--- Start of Data for this exercise ---

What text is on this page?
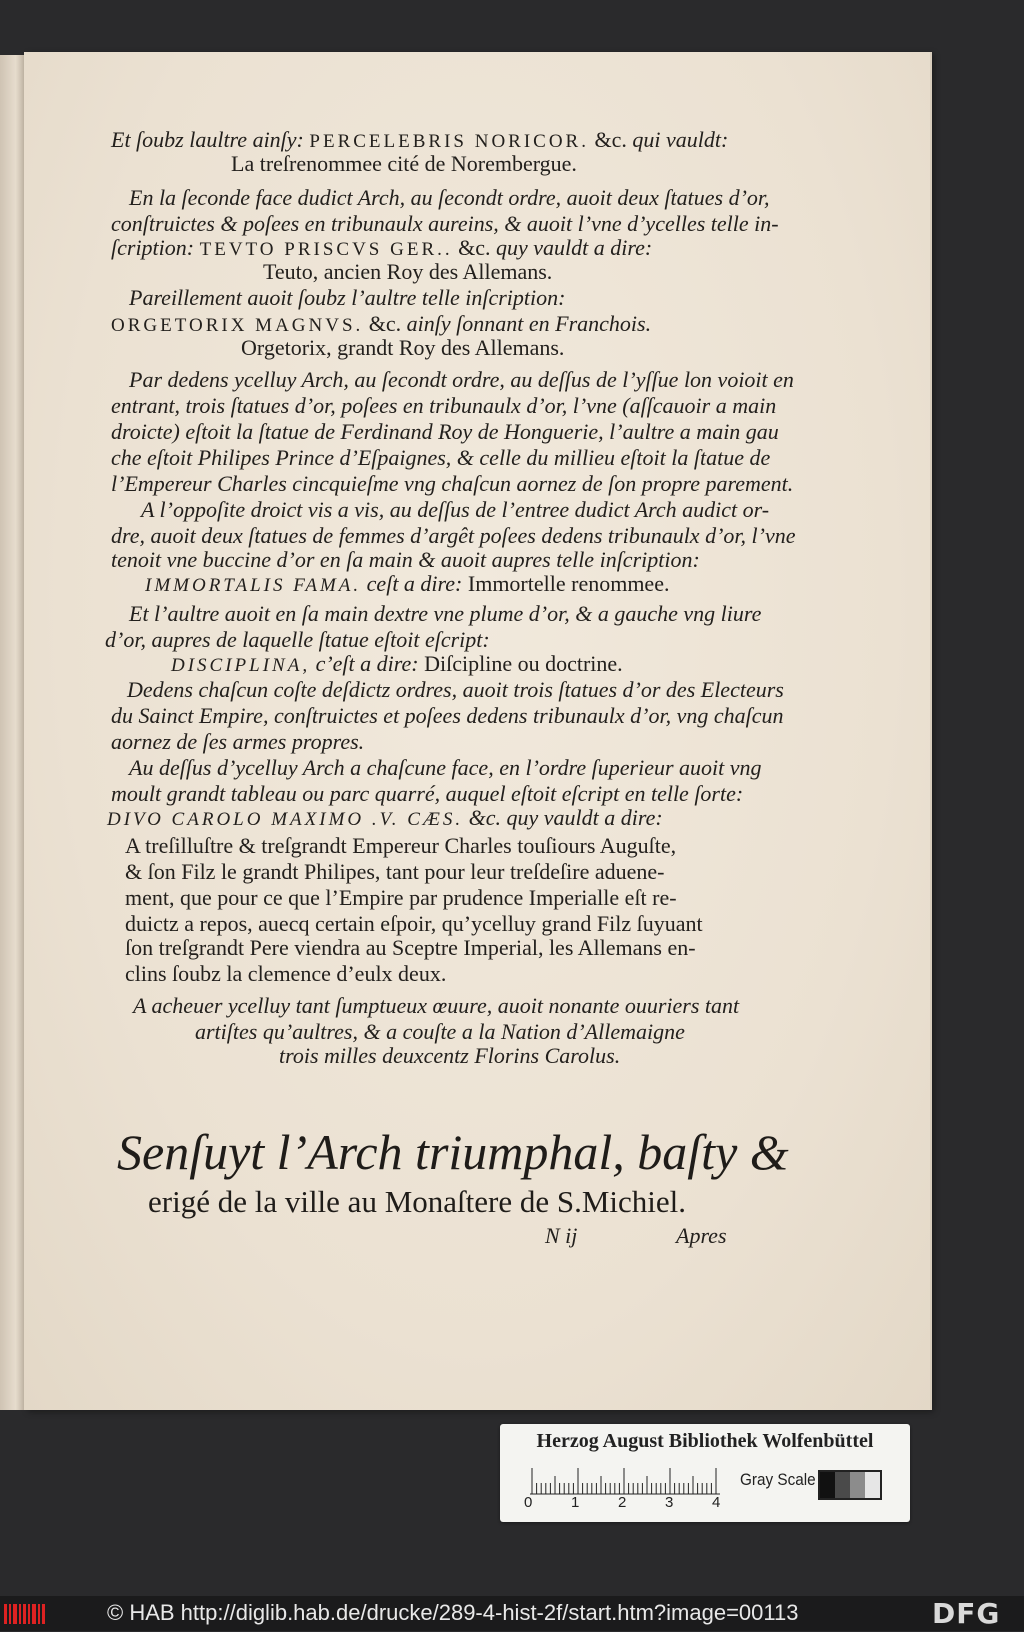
Et ſoubz laultre ainſy: PERCELEBRIS NORICOR. &c. qui vauldt:
La treſrenommee cité de Norembergue.
En la ſeconde face dudict Arch, au ſecondt ordre, auoit deux ſtatues d’or,
conſtruictes & poſees en tribunaulx aureins, & auoit l’vne d’ycelles telle in-
ſcription: TEVTO PRISCVS GER.. &c. quy vauldt a dire:
Teuto, ancien Roy des Allemans.
Pareillement auoit ſoubz l’aultre telle inſcription:
ORGETORIX MAGNVS. &c. ainſy ſonnant en Franchois.
Orgetorix, grandt Roy des Allemans.
Par dedens ycelluy Arch, au ſecondt ordre, au deſſus de l’yſſue lon voioit en
entrant, trois ſtatues d’or, poſees en tribunaulx d’or, l’vne (aſſcauoir a main
droicte) eſtoit la ſtatue de Ferdinand Roy de Honguerie, l’aultre a main gau
che eſtoit Philipes Prince d’Eſpaignes, & celle du millieu eſtoit la ſtatue de
l’Empereur Charles cincquieſme vng chaſcun aornez de ſon propre parement.
A l’oppoſite droict vis a vis, au deſſus de l’entree dudict Arch audict or-
dre, auoit deux ſtatues de femmes d’argêt poſees dedens tribunaulx d’or, l’vne
tenoit vne buccine d’or en ſa main & auoit aupres telle inſcription:
IMMORTALIS FAMA. ceſt a dire: Immortelle renommee.
Et l’aultre auoit en ſa main dextre vne plume d’or, & a gauche vng liure
d’or, aupres de laquelle ſtatue eſtoit eſcript:
DISCIPLINA, c’eſt a dire: Diſcipline ou doctrine.
Dedens chaſcun coſte deſdictz ordres, auoit trois ſtatues d’or des Electeurs
du Sainct Empire, conſtruictes et poſees dedens tribunaulx d’or, vng chaſcun
aornez de ſes armes propres.
Au deſſus d’ycelluy Arch a chaſcune face, en l’ordre ſuperieur auoit vng
moult grandt tableau ou parc quarré, auquel eſtoit eſcript en telle ſorte:
DIVO CAROLO MAXIMO .V. CÆS. &c. quy vauldt a dire:
A treſilluſtre & treſgrandt Empereur Charles touſiours Auguſte,
& ſon Filz le grandt Philipes, tant pour leur treſdeſire aduene-
ment, que pour ce que l’Empire par prudence Imperialle eſt re-
duictz a repos, auecq certain eſpoir, qu’ycelluy grand Filz ſuyuant
ſon treſgrandt Pere viendra au Sceptre Imperial, les Allemans en-
clins ſoubz la clemence d’eulx deux.
A acheuer ycelluy tant ſumptueux œuure, auoit nonante ouuriers tant
artiſtes qu’aultres, & a couſte a la Nation d’Allemaigne
trois milles deuxcentz Florins Carolus.
Senſuyt l’Arch triumphal, baſty &
erigé de la ville au Monaſtere de S.Michiel.
N ij	Apres
Herzog August Bibliothek Wolfenbüttel
0	1	2	3	4
Gray Scale
© HAB http://diglib.hab.de/drucke/289-4-hist-2f/start.htm?image=00113	DFG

--- End of Data for this exercise ---

• Aim: Return every line from the records above that holds the word "conſtruictes".

• Task response:
conſtruictes & poſees en tribunaulx aureins, & auoit l’vne d’ycelles telle in-
du Sainct Empire, conſtruictes et poſees dedens tribunaulx d’or, vng chaſcun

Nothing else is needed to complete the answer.